* _WHAT IS ASKED_:
Write the data below out exactly as it stands. Do not include the pictures.
┌────────
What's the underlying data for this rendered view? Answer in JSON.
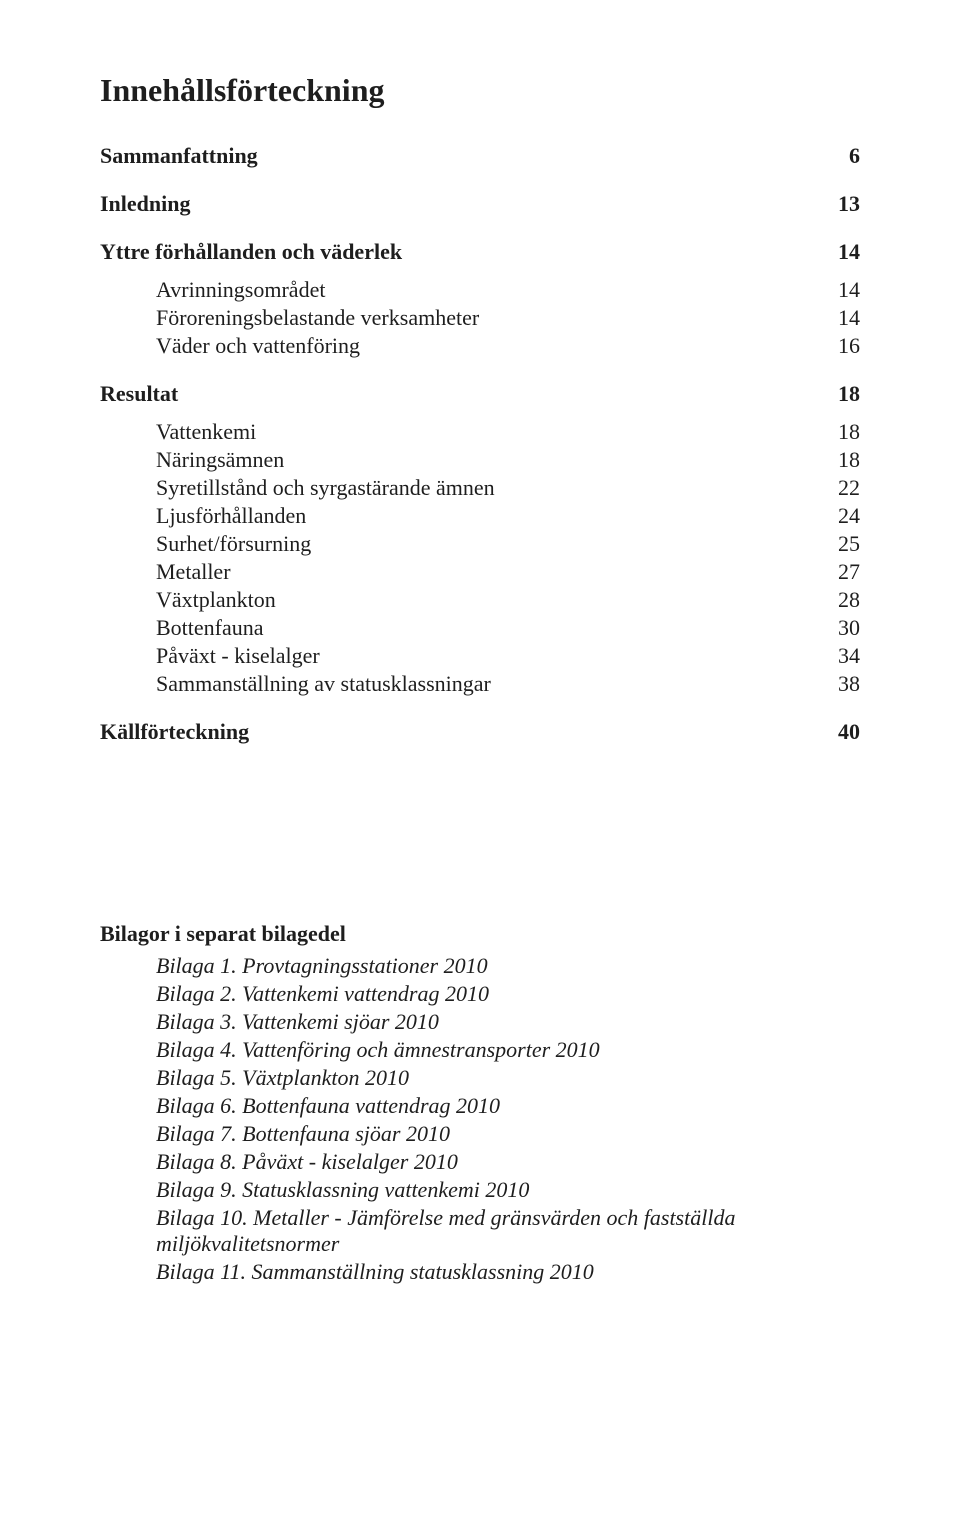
{
  "title": "Innehållsförteckning",
  "text_color": "#1e1e1e",
  "background_color": "#ffffff",
  "title_fontsize": 32,
  "body_fontsize": 22,
  "sections": [
    {
      "label": "Sammanfattning",
      "page": "6",
      "subs": []
    },
    {
      "label": "Inledning",
      "page": "13",
      "subs": []
    },
    {
      "label": "Yttre förhållanden och väderlek",
      "page": "14",
      "subs": [
        {
          "label": "Avrinningsområdet",
          "page": "14"
        },
        {
          "label": "Föroreningsbelastande verksamheter",
          "page": "14"
        },
        {
          "label": "Väder och vattenföring",
          "page": "16"
        }
      ]
    },
    {
      "label": "Resultat",
      "page": "18",
      "subs": [
        {
          "label": "Vattenkemi",
          "page": "18"
        },
        {
          "label": "Näringsämnen",
          "page": "18"
        },
        {
          "label": "Syretillstånd och syrgastärande ämnen",
          "page": "22"
        },
        {
          "label": "Ljusförhållanden",
          "page": "24"
        },
        {
          "label": "Surhet/försurning",
          "page": "25"
        },
        {
          "label": "Metaller",
          "page": "27"
        },
        {
          "label": "Växtplankton",
          "page": "28"
        },
        {
          "label": "Bottenfauna",
          "page": "30"
        },
        {
          "label": "Påväxt - kiselalger",
          "page": "34"
        },
        {
          "label": "Sammanställning av statusklassningar",
          "page": "38"
        }
      ]
    },
    {
      "label": "Källförteckning",
      "page": "40",
      "subs": []
    }
  ],
  "bilagor_title": "Bilagor i separat bilagedel",
  "bilagor": [
    "Bilaga 1. Provtagningsstationer 2010",
    "Bilaga 2. Vattenkemi vattendrag 2010",
    "Bilaga 3. Vattenkemi sjöar 2010",
    "Bilaga 4. Vattenföring och ämnestransporter 2010",
    "Bilaga 5. Växtplankton 2010",
    "Bilaga 6. Bottenfauna vattendrag 2010",
    "Bilaga 7. Bottenfauna sjöar 2010",
    "Bilaga 8. Påväxt - kiselalger 2010",
    "Bilaga 9. Statusklassning vattenkemi 2010",
    "Bilaga 10. Metaller - Jämförelse med gränsvärden och fastställda miljökvalitetsnormer",
    "Bilaga 11. Sammanställning statusklassning 2010"
  ]
}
└────────
* _OUTPUT FOR THIS EXERCISE_:
What's the underlying data for this rendered view? Answer in JSON.
{
  "title": "Innehållsförteckning",
  "text_color": "#1e1e1e",
  "background_color": "#ffffff",
  "title_fontsize": 32,
  "body_fontsize": 22,
  "sections": [
    {
      "label": "Sammanfattning",
      "page": "6",
      "subs": []
    },
    {
      "label": "Inledning",
      "page": "13",
      "subs": []
    },
    {
      "label": "Yttre förhållanden och väderlek",
      "page": "14",
      "subs": [
        {
          "label": "Avrinningsområdet",
          "page": "14"
        },
        {
          "label": "Föroreningsbelastande verksamheter",
          "page": "14"
        },
        {
          "label": "Väder och vattenföring",
          "page": "16"
        }
      ]
    },
    {
      "label": "Resultat",
      "page": "18",
      "subs": [
        {
          "label": "Vattenkemi",
          "page": "18"
        },
        {
          "label": "Näringsämnen",
          "page": "18"
        },
        {
          "label": "Syretillstånd och syrgastärande ämnen",
          "page": "22"
        },
        {
          "label": "Ljusförhållanden",
          "page": "24"
        },
        {
          "label": "Surhet/försurning",
          "page": "25"
        },
        {
          "label": "Metaller",
          "page": "27"
        },
        {
          "label": "Växtplankton",
          "page": "28"
        },
        {
          "label": "Bottenfauna",
          "page": "30"
        },
        {
          "label": "Påväxt - kiselalger",
          "page": "34"
        },
        {
          "label": "Sammanställning av statusklassningar",
          "page": "38"
        }
      ]
    },
    {
      "label": "Källförteckning",
      "page": "40",
      "subs": []
    }
  ],
  "bilagor_title": "Bilagor i separat bilagedel",
  "bilagor": [
    "Bilaga 1. Provtagningsstationer 2010",
    "Bilaga 2. Vattenkemi vattendrag 2010",
    "Bilaga 3. Vattenkemi sjöar 2010",
    "Bilaga 4. Vattenföring och ämnestransporter 2010",
    "Bilaga 5. Växtplankton 2010",
    "Bilaga 6. Bottenfauna vattendrag 2010",
    "Bilaga 7. Bottenfauna sjöar 2010",
    "Bilaga 8. Påväxt - kiselalger 2010",
    "Bilaga 9. Statusklassning vattenkemi 2010",
    "Bilaga 10. Metaller - Jämförelse med gränsvärden och fastställda miljökvalitetsnormer",
    "Bilaga 11. Sammanställning statusklassning 2010"
  ]
}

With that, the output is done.